#### [What is expected]
Please transcribe the data that follows without the pictures, keeping every word the same.

Some records
==============================
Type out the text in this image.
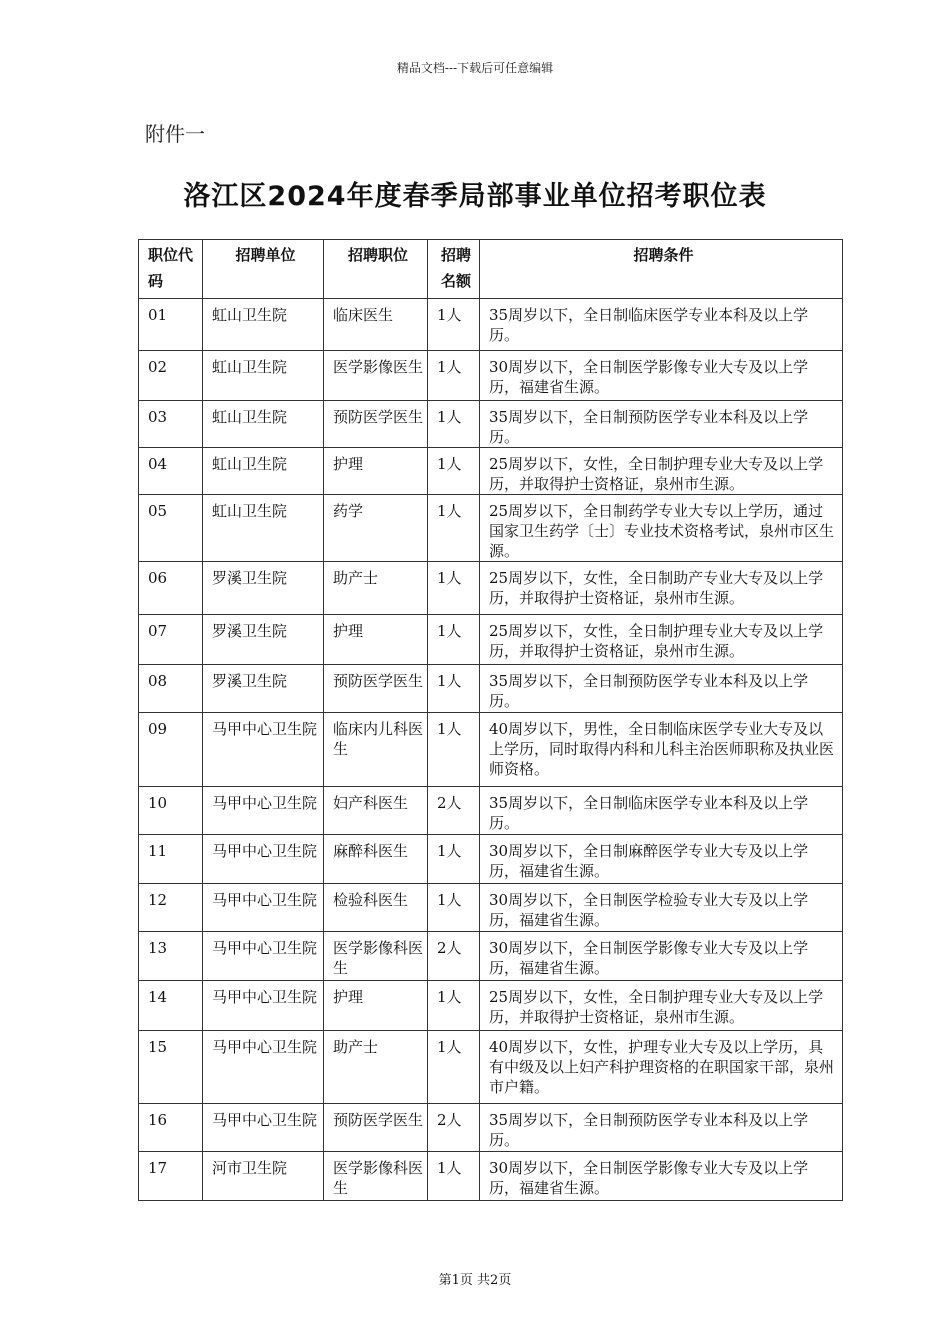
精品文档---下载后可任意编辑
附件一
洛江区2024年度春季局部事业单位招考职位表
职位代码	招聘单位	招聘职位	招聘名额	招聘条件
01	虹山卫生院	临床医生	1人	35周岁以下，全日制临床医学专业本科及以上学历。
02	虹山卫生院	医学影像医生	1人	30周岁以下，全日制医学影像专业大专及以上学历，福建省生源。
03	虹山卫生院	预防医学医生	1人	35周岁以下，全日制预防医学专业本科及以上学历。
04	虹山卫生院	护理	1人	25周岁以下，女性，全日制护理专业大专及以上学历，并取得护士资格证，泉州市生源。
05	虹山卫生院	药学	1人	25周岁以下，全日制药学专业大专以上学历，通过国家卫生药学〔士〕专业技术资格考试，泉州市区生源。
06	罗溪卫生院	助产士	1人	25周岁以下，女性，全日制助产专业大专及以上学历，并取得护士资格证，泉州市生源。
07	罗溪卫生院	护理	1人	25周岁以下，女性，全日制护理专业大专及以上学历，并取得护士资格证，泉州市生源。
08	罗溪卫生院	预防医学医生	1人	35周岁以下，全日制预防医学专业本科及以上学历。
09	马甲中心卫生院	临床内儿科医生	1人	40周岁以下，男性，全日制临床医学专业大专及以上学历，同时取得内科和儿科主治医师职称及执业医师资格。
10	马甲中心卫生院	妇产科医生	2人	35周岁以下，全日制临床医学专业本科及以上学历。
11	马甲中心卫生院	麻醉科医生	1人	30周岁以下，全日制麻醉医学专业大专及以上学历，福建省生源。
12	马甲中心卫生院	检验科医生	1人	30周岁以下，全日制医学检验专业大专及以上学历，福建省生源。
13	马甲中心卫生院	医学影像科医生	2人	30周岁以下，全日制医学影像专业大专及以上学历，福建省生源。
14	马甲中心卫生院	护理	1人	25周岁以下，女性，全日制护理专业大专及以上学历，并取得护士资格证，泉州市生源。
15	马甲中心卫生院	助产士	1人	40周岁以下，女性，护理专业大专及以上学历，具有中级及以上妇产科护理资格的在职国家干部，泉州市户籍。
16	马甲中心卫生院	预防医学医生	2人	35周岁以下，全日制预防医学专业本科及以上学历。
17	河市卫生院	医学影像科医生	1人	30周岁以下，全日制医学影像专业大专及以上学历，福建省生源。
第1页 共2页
==============================
#### [Full response]
Type out the text in this image.
精品文档---下载后可任意编辑
附件一
洛江区2024年度春季局部事业单位招考职位表
职位代码	招聘单位	招聘职位	招聘名额	招聘条件
01	虹山卫生院	临床医生	1人	35周岁以下，全日制临床医学专业本科及以上学历。
02	虹山卫生院	医学影像医生	1人	30周岁以下，全日制医学影像专业大专及以上学历，福建省生源。
03	虹山卫生院	预防医学医生	1人	35周岁以下，全日制预防医学专业本科及以上学历。
04	虹山卫生院	护理	1人	25周岁以下，女性，全日制护理专业大专及以上学历，并取得护士资格证，泉州市生源。
05	虹山卫生院	药学	1人	25周岁以下，全日制药学专业大专以上学历，通过国家卫生药学〔士〕专业技术资格考试，泉州市区生源。
06	罗溪卫生院	助产士	1人	25周岁以下，女性，全日制助产专业大专及以上学历，并取得护士资格证，泉州市生源。
07	罗溪卫生院	护理	1人	25周岁以下，女性，全日制护理专业大专及以上学历，并取得护士资格证，泉州市生源。
08	罗溪卫生院	预防医学医生	1人	35周岁以下，全日制预防医学专业本科及以上学历。
09	马甲中心卫生院	临床内儿科医生	1人	40周岁以下，男性，全日制临床医学专业大专及以上学历，同时取得内科和儿科主治医师职称及执业医师资格。
10	马甲中心卫生院	妇产科医生	2人	35周岁以下，全日制临床医学专业本科及以上学历。
11	马甲中心卫生院	麻醉科医生	1人	30周岁以下，全日制麻醉医学专业大专及以上学历，福建省生源。
12	马甲中心卫生院	检验科医生	1人	30周岁以下，全日制医学检验专业大专及以上学历，福建省生源。
13	马甲中心卫生院	医学影像科医生	2人	30周岁以下，全日制医学影像专业大专及以上学历，福建省生源。
14	马甲中心卫生院	护理	1人	25周岁以下，女性，全日制护理专业大专及以上学历，并取得护士资格证，泉州市生源。
15	马甲中心卫生院	助产士	1人	40周岁以下，女性，护理专业大专及以上学历，具有中级及以上妇产科护理资格的在职国家干部，泉州市户籍。
16	马甲中心卫生院	预防医学医生	2人	35周岁以下，全日制预防医学专业本科及以上学历。
17	河市卫生院	医学影像科医生	1人	30周岁以下，全日制医学影像专业大专及以上学历，福建省生源。
第1页 共2页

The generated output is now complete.